··· RECORDS PROVIDED ···
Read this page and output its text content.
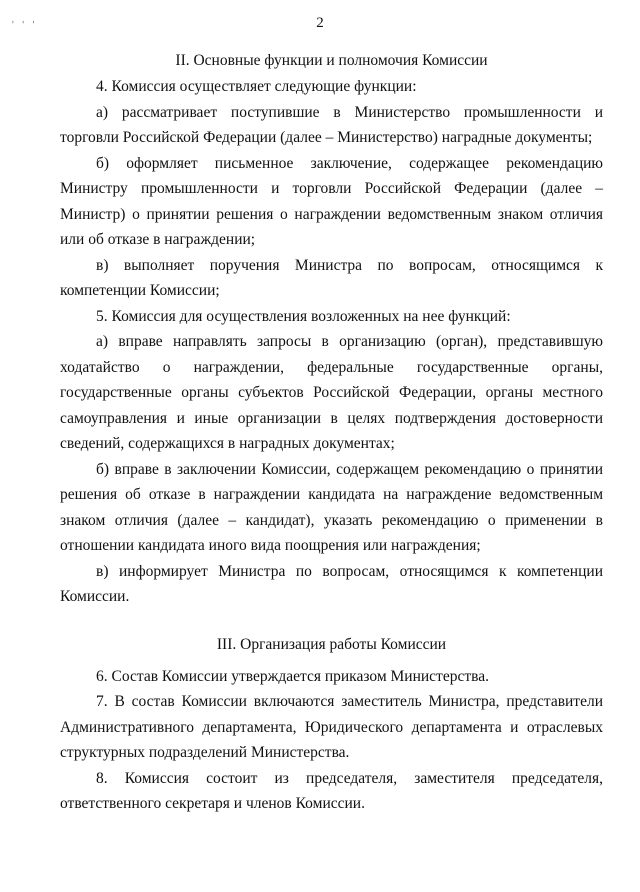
' ' '	2

II. Основные функции и полномочия Комиссии

4. Комиссия осуществляет следующие функции:

а) рассматривает поступившие в Министерство промышленности и торговли Российской Федерации (далее – Министерство) наградные документы;

б) оформляет письменное заключение, содержащее рекомендацию Министру промышленности и торговли Российской Федерации (далее – Министр) о принятии решения о награждении ведомственным знаком отличия или об отказе в награждении;

в) выполняет поручения Министра по вопросам, относящимся к компетенции Комиссии;

5. Комиссия для осуществления возложенных на нее функций:

а) вправе направлять запросы в организацию (орган), представившую ходатайство о награждении, федеральные государственные органы, государственные органы субъектов Российской Федерации, органы местного самоуправления и иные организации в целях подтверждения достоверности сведений, содержащихся в наградных документах;

б) вправе в заключении Комиссии, содержащем рекомендацию о принятии решения об отказе в награждении кандидата на награждение ведомственным знаком отличия (далее – кандидат), указать рекомендацию о применении в отношении кандидата иного вида поощрения или награждения;

в) информирует Министра по вопросам, относящимся к компетенции Комиссии.

III. Организация работы Комиссии

6. Состав Комиссии утверждается приказом Министерства.

7. В состав Комиссии включаются заместитель Министра, представители Административного департамента, Юридического департамента и отраслевых структурных подразделений Министерства.

8. Комиссия состоит из председателя, заместителя председателя, ответственного секретаря и членов Комиссии.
···
### PROMPT
Above are the records. Identify each line that contains the word "относящимся".

### ANSWER
в) выполняет поручения Министра по вопросам, относящимся к компетенции Комиссии;
в) информирует Министра по вопросам, относящимся к компетенции Комиссии.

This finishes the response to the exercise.